Recorded data:
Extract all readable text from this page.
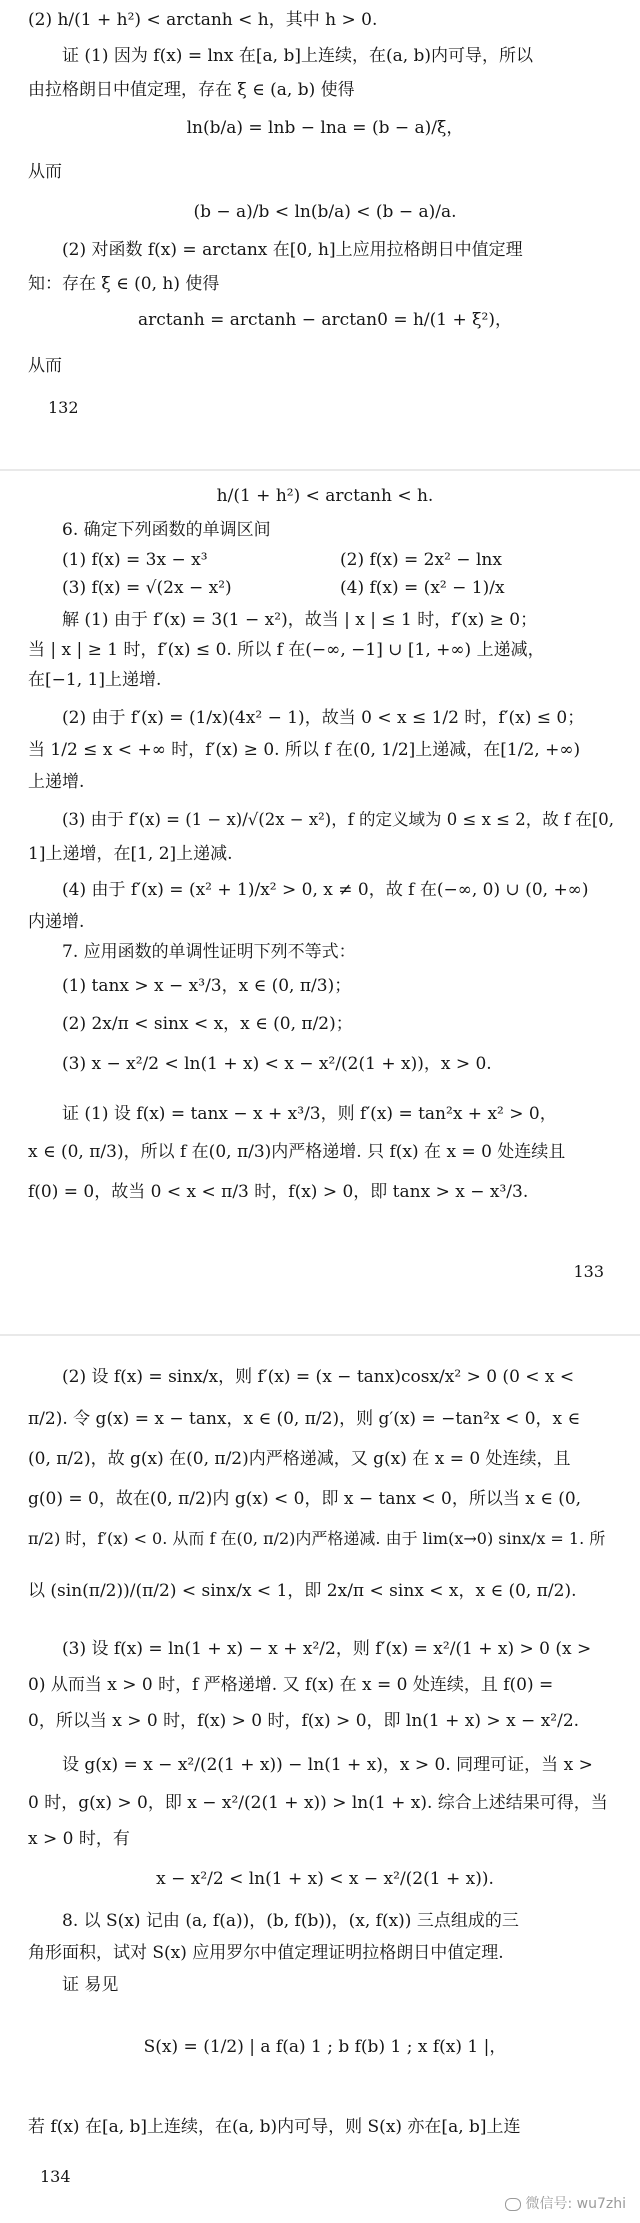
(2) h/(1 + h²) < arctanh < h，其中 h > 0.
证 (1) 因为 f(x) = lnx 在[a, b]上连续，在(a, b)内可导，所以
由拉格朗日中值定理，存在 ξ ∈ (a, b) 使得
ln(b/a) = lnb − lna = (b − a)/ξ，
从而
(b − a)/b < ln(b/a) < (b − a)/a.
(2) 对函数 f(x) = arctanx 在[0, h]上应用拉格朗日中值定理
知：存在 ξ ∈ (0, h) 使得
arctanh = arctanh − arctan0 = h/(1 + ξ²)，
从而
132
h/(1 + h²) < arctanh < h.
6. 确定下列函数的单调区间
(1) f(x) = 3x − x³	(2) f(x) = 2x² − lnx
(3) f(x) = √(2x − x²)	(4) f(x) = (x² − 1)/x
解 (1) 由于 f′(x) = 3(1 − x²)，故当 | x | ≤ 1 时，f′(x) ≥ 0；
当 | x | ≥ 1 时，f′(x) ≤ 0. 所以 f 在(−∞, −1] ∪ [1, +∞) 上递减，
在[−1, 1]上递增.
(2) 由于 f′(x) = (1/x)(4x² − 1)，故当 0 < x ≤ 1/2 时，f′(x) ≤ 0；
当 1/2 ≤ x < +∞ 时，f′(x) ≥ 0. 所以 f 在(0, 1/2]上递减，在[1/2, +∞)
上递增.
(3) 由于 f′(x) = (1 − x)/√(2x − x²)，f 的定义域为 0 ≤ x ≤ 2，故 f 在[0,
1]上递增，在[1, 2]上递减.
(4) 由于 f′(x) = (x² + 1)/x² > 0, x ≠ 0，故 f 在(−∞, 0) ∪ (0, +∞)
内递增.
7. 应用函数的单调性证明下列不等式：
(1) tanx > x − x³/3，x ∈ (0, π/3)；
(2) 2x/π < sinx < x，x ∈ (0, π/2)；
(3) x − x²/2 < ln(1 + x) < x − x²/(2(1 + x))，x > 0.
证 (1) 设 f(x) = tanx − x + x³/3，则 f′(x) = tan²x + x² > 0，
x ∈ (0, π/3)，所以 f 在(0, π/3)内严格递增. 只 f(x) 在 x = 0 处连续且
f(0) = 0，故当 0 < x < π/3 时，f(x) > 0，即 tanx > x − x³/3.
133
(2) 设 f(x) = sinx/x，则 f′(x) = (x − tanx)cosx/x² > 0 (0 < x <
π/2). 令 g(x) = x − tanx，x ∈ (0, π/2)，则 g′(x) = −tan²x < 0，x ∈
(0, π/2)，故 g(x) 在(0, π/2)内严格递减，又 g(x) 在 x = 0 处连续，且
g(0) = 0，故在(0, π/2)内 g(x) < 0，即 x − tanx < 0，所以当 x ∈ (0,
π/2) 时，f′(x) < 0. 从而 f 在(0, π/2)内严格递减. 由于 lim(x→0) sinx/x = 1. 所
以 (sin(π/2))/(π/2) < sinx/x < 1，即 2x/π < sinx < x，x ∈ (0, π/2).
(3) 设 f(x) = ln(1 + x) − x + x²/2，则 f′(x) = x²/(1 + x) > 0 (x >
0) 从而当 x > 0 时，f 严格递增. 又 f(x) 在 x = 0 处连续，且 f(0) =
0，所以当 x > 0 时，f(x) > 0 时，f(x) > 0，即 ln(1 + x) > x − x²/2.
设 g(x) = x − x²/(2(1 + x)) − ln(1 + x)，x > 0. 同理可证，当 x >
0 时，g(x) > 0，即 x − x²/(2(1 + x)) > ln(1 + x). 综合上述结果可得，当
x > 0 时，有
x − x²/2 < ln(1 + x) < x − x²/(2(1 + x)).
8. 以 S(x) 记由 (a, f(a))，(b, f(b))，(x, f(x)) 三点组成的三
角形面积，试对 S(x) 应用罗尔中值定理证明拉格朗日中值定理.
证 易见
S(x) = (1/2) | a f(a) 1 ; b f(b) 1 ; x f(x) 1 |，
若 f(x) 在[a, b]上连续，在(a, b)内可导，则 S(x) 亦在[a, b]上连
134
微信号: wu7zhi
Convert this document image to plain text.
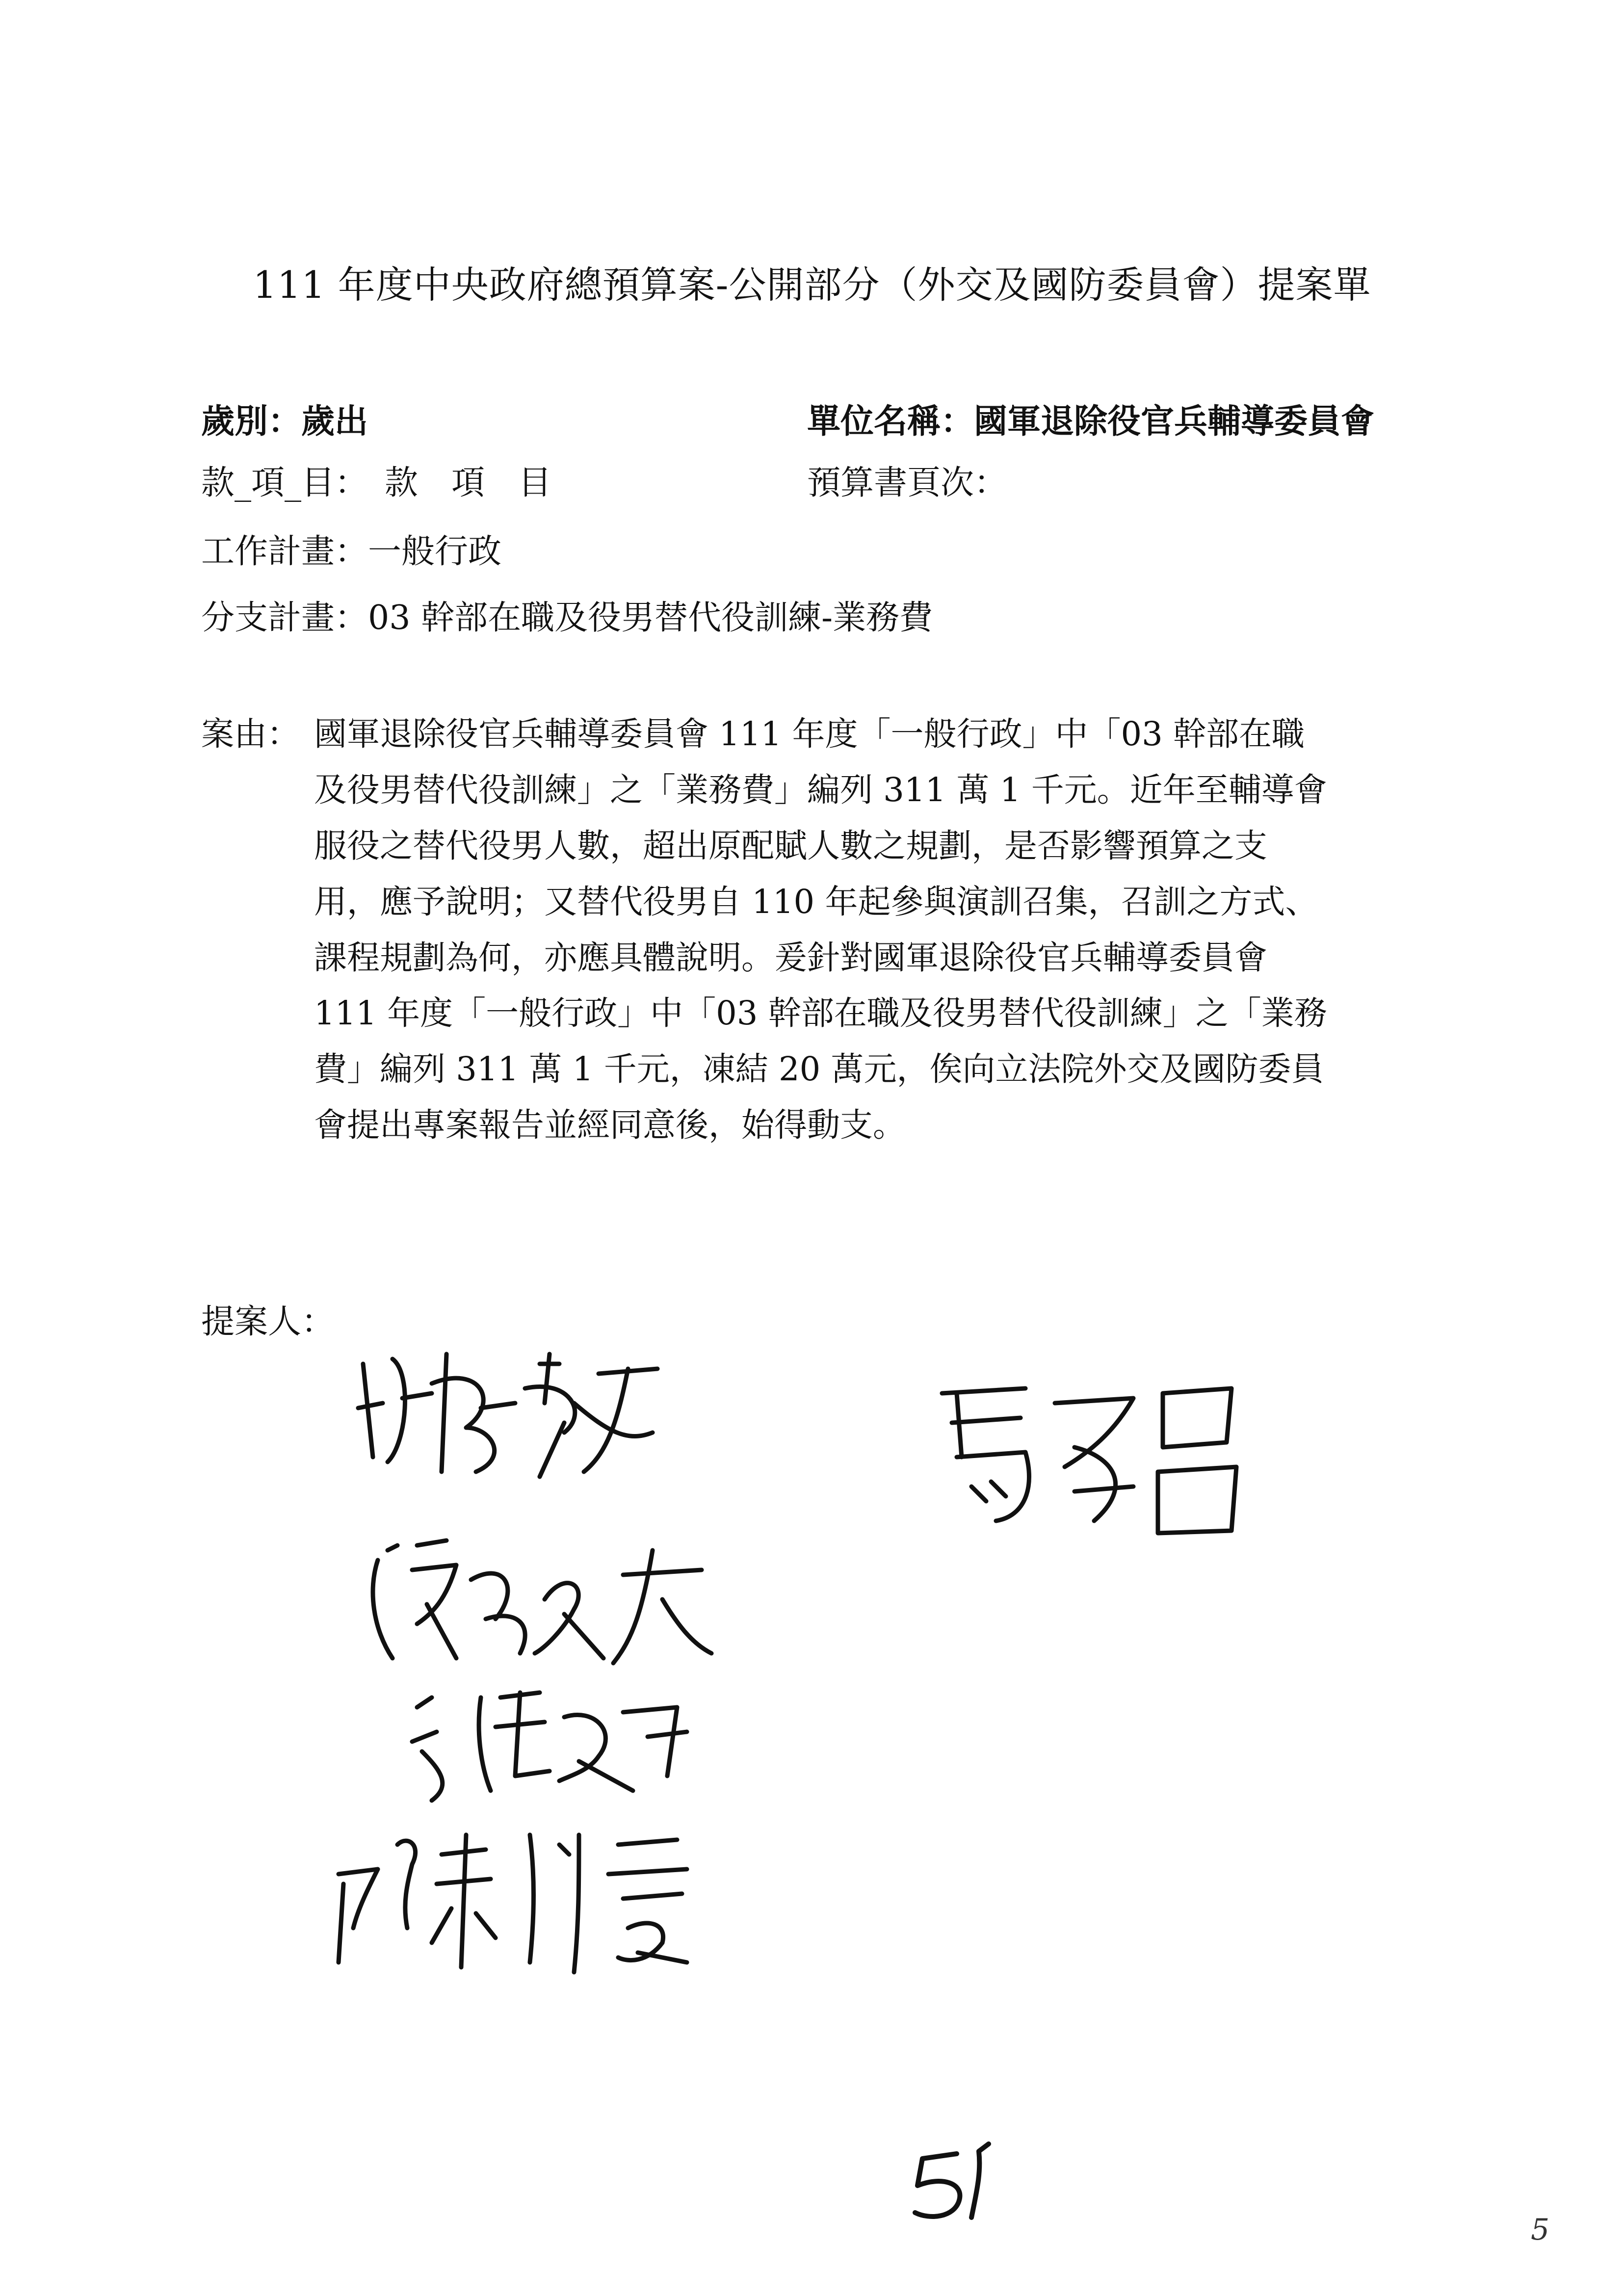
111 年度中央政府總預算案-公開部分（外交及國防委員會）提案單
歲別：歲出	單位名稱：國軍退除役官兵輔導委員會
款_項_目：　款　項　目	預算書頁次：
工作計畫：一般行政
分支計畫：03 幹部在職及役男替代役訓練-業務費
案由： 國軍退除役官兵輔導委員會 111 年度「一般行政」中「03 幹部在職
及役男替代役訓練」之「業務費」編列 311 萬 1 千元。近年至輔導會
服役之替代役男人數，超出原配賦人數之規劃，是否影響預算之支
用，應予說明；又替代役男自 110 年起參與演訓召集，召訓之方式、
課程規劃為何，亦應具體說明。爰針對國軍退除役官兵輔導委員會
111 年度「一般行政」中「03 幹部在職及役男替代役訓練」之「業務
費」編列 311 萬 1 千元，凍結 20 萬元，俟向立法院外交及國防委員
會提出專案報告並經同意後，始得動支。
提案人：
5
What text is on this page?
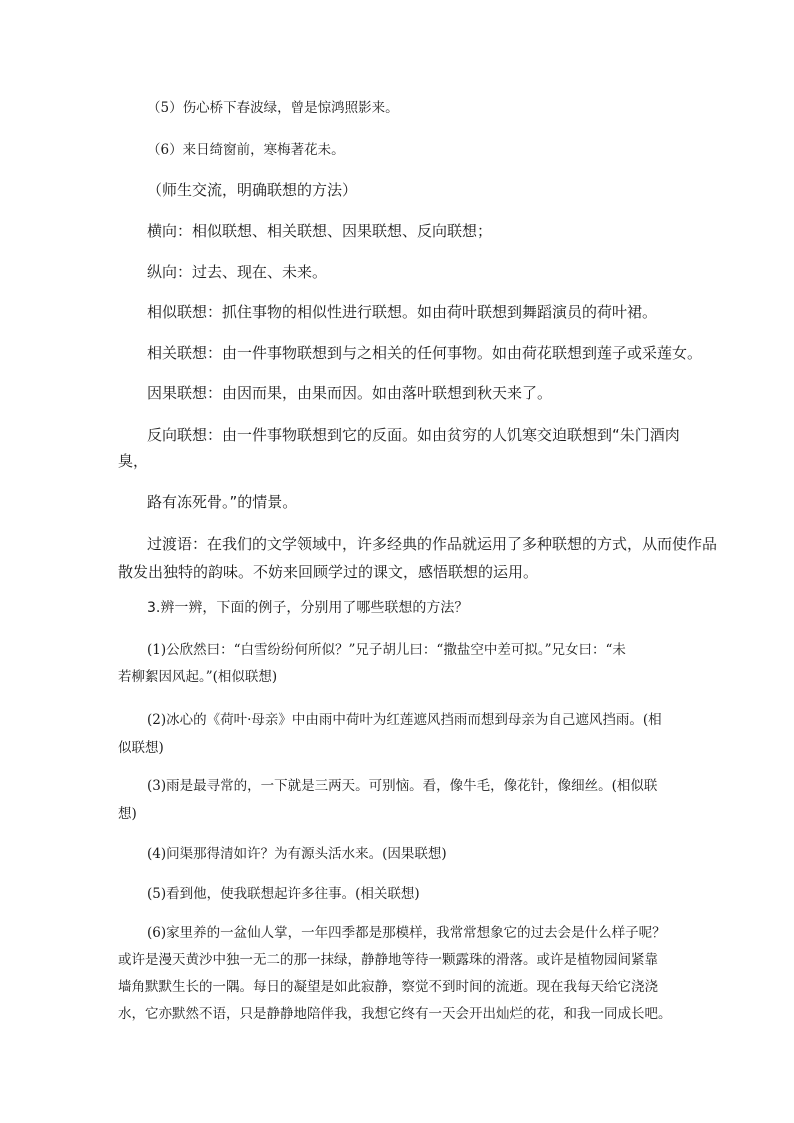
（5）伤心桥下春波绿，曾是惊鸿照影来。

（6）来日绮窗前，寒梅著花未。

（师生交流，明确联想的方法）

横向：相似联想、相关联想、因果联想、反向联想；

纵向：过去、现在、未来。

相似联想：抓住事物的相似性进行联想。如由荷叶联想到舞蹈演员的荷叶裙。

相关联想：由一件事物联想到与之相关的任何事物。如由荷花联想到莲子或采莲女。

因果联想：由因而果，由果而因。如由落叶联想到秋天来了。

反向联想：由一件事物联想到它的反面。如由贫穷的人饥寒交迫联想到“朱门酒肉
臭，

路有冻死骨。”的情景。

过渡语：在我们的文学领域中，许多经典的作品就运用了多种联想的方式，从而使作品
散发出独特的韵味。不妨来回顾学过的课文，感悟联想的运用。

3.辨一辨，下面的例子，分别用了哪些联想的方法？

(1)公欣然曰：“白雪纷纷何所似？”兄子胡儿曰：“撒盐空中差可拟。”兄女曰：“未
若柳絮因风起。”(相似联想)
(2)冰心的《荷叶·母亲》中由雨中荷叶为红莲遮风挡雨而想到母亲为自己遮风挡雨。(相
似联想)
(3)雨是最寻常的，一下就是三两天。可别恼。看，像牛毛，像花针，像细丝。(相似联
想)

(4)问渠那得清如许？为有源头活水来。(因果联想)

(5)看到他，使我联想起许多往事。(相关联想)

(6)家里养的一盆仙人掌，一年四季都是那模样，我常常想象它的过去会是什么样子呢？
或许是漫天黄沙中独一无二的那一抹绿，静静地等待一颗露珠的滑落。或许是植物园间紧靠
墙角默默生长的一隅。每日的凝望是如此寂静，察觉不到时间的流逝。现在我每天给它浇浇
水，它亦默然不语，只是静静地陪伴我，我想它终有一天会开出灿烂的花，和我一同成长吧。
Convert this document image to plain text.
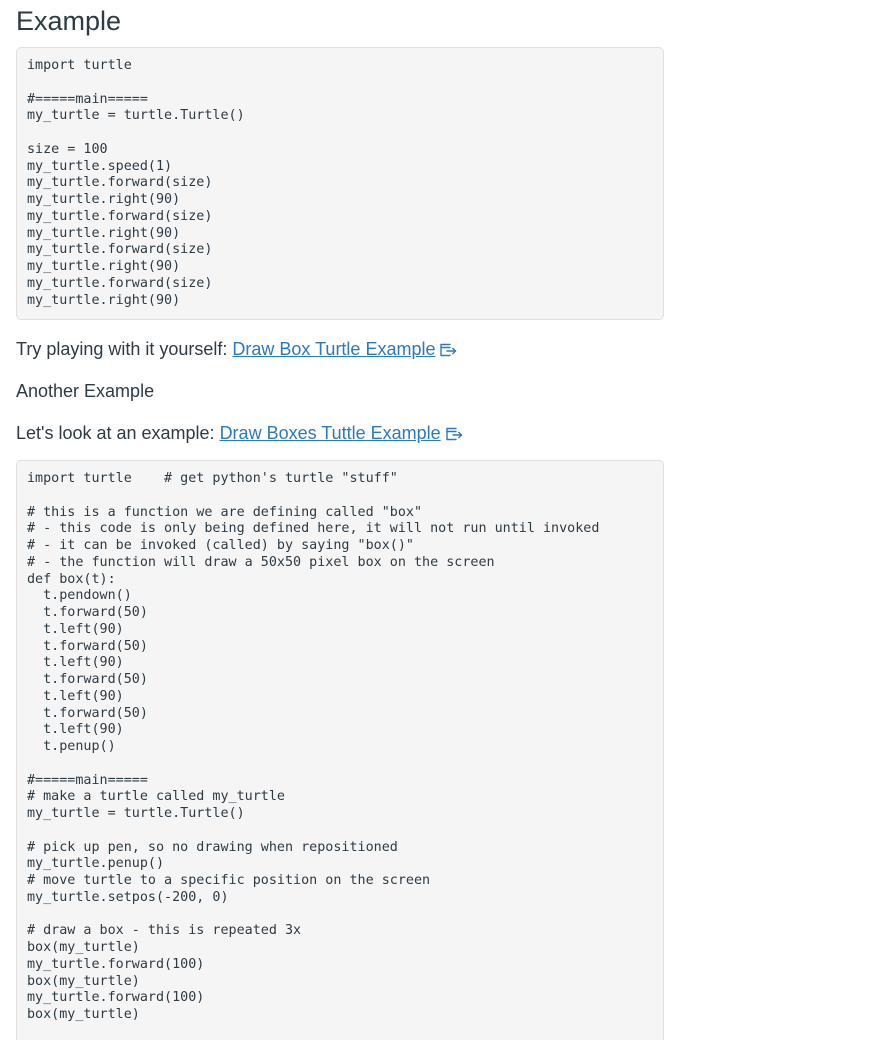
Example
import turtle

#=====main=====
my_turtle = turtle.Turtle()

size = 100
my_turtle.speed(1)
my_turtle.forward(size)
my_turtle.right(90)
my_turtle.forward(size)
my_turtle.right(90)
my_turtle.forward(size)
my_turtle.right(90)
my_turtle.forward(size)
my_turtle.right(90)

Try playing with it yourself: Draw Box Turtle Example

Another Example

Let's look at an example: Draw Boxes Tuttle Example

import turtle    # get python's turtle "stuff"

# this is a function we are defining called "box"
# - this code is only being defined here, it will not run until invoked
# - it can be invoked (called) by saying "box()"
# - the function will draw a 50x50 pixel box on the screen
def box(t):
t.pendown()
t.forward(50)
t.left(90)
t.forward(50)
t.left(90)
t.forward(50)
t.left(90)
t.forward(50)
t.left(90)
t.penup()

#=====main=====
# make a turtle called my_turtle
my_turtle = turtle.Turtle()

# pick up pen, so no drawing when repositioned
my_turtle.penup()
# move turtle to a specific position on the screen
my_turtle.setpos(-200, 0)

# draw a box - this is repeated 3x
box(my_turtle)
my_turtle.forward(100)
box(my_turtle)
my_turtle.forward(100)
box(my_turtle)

**To be done**
Lines that include the word "page" are to be extracted from the data above.

**The output**
Extract all readable text from this page.
What text is on this page?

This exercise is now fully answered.